*** Excerpted records ***

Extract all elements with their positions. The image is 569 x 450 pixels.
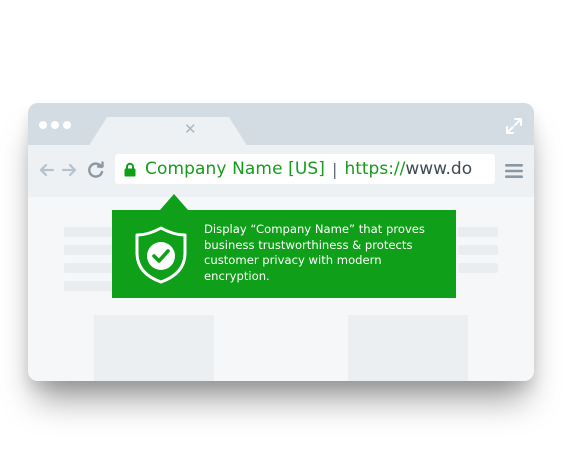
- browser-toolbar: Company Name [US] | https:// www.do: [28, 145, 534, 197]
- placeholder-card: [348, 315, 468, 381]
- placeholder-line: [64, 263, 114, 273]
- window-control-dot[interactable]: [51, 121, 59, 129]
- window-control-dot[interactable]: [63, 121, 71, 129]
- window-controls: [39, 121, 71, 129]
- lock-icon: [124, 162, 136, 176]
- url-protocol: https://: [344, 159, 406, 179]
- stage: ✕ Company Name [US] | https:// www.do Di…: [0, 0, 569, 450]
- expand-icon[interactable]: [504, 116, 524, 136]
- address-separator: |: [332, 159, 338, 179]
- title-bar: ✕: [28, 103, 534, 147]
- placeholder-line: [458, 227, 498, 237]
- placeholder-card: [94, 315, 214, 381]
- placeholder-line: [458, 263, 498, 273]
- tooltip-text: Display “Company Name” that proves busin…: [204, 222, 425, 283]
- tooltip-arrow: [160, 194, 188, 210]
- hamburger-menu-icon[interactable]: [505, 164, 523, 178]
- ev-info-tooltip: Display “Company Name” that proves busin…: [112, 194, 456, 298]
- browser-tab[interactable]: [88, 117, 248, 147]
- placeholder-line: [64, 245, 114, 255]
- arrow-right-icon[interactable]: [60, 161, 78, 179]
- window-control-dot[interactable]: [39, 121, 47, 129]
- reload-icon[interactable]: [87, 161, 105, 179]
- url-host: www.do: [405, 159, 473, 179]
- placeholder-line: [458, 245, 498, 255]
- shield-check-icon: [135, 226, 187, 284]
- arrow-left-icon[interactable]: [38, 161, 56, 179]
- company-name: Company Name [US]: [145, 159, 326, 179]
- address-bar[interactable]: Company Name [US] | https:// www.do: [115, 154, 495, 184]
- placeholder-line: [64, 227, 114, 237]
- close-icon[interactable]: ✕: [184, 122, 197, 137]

***

Problem requirements:
Quote the part of the records that opens with the line containing "- browser-toolbar: Company" and closes with the line containing "- address-separator: |: [332, 159, 338, 179]", both of those lines included.

Full output:
- browser-toolbar: Company Name [US] | https:// www.do: [28, 145, 534, 197]
- placeholder-card: [348, 315, 468, 381]
- placeholder-line: [64, 263, 114, 273]
- window-control-dot[interactable]: [51, 121, 59, 129]
- window-control-dot[interactable]: [63, 121, 71, 129]
- window-controls: [39, 121, 71, 129]
- lock-icon: [124, 162, 136, 176]
- url-protocol: https://: [344, 159, 406, 179]
- stage: ✕ Company Name [US] | https:// www.do Di…: [0, 0, 569, 450]
- expand-icon[interactable]: [504, 116, 524, 136]
- address-separator: |: [332, 159, 338, 179]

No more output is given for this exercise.